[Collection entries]
_ _ _ _ _ _ _

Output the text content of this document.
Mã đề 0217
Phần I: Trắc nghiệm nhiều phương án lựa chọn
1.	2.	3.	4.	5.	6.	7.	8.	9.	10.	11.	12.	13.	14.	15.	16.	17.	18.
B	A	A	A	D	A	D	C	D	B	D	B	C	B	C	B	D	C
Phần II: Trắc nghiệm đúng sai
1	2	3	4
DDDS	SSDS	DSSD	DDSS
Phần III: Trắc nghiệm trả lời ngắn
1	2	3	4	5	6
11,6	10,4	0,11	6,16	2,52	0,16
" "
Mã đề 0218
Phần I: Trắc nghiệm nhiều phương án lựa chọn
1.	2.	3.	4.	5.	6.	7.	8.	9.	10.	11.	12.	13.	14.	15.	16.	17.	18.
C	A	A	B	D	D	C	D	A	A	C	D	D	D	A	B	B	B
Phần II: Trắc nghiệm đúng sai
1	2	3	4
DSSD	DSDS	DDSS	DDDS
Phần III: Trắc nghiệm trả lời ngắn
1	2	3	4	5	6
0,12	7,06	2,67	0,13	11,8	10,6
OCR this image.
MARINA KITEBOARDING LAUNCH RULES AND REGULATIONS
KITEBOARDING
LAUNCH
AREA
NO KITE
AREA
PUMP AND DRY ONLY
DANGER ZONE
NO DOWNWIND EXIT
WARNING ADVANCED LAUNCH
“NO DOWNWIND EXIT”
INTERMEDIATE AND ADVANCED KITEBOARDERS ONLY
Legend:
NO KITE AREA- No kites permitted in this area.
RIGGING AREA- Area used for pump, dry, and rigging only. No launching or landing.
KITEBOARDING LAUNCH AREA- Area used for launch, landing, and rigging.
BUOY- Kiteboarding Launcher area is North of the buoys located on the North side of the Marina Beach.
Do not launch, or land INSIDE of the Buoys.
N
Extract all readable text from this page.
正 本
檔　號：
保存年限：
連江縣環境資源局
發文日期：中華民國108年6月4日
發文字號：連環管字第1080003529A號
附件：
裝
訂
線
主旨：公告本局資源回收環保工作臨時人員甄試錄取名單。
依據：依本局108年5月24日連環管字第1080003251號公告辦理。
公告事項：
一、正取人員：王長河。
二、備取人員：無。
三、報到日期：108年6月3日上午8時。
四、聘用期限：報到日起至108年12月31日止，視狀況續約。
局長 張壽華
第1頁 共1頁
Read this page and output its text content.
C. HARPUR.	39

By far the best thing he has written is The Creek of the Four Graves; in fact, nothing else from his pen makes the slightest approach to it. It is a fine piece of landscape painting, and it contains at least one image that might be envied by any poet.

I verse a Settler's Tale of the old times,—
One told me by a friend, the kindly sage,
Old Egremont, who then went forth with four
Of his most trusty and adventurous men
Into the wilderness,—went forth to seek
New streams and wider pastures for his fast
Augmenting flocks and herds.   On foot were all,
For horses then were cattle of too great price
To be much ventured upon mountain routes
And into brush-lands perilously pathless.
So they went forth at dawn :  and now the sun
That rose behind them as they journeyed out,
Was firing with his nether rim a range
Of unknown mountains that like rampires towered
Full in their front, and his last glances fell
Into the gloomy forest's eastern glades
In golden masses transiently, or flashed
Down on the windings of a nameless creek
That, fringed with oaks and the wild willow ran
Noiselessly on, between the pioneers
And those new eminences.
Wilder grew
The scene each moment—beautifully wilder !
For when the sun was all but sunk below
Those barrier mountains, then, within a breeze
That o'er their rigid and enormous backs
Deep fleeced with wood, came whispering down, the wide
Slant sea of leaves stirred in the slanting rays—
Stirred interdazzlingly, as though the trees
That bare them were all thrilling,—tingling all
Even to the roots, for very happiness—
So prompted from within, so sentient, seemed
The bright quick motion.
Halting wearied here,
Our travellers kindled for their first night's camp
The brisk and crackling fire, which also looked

_ _ _ _ _ _ _

Isolate the lines that hold the word "within" and copy all of them.

Those barrier mountains, then, within a breeze
So prompted from within, so sentient, seemed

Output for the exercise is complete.